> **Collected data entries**
====

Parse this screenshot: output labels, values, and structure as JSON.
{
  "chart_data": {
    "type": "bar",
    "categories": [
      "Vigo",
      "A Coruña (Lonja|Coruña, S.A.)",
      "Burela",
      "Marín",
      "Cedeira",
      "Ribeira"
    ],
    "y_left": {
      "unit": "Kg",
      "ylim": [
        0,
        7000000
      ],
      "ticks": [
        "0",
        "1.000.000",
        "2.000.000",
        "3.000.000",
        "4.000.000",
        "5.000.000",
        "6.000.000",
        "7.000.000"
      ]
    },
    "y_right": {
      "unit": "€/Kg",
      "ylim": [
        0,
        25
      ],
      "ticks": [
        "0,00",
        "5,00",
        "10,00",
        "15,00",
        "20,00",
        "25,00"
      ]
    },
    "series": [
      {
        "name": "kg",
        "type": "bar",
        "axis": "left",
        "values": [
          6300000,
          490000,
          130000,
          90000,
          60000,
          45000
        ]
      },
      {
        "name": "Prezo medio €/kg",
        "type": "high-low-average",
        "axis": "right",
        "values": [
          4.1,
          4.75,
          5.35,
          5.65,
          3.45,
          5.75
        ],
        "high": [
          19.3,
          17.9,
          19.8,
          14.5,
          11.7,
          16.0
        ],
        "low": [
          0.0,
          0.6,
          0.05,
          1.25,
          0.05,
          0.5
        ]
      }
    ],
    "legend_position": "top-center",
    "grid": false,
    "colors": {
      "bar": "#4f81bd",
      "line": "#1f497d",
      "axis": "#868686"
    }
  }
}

====

> **Written request**
Exact output of every entry is required.

> **Solved exercise**
Parse this screenshot: output labels, values, and structure as JSON.
{
  "chart_data": {
    "type": "bar",
    "categories": [
      "Vigo",
      "A Coruña (Lonja|Coruña, S.A.)",
      "Burela",
      "Marín",
      "Cedeira",
      "Ribeira"
    ],
    "y_left": {
      "unit": "Kg",
      "ylim": [
        0,
        7000000
      ],
      "ticks": [
        "0",
        "1.000.000",
        "2.000.000",
        "3.000.000",
        "4.000.000",
        "5.000.000",
        "6.000.000",
        "7.000.000"
      ]
    },
    "y_right": {
      "unit": "€/Kg",
      "ylim": [
        0,
        25
      ],
      "ticks": [
        "0,00",
        "5,00",
        "10,00",
        "15,00",
        "20,00",
        "25,00"
      ]
    },
    "series": [
      {
        "name": "kg",
        "type": "bar",
        "axis": "left",
        "values": [
          6300000,
          490000,
          130000,
          90000,
          60000,
          45000
        ]
      },
      {
        "name": "Prezo medio €/kg",
        "type": "high-low-average",
        "axis": "right",
        "values": [
          4.1,
          4.75,
          5.35,
          5.65,
          3.45,
          5.75
        ],
        "high": [
          19.3,
          17.9,
          19.8,
          14.5,
          11.7,
          16.0
        ],
        "low": [
          0.0,
          0.6,
          0.05,
          1.25,
          0.05,
          0.5
        ]
      }
    ],
    "legend_position": "top-center",
    "grid": false,
    "colors": {
      "bar": "#4f81bd",
      "line": "#1f497d",
      "axis": "#868686"
    }
  }
}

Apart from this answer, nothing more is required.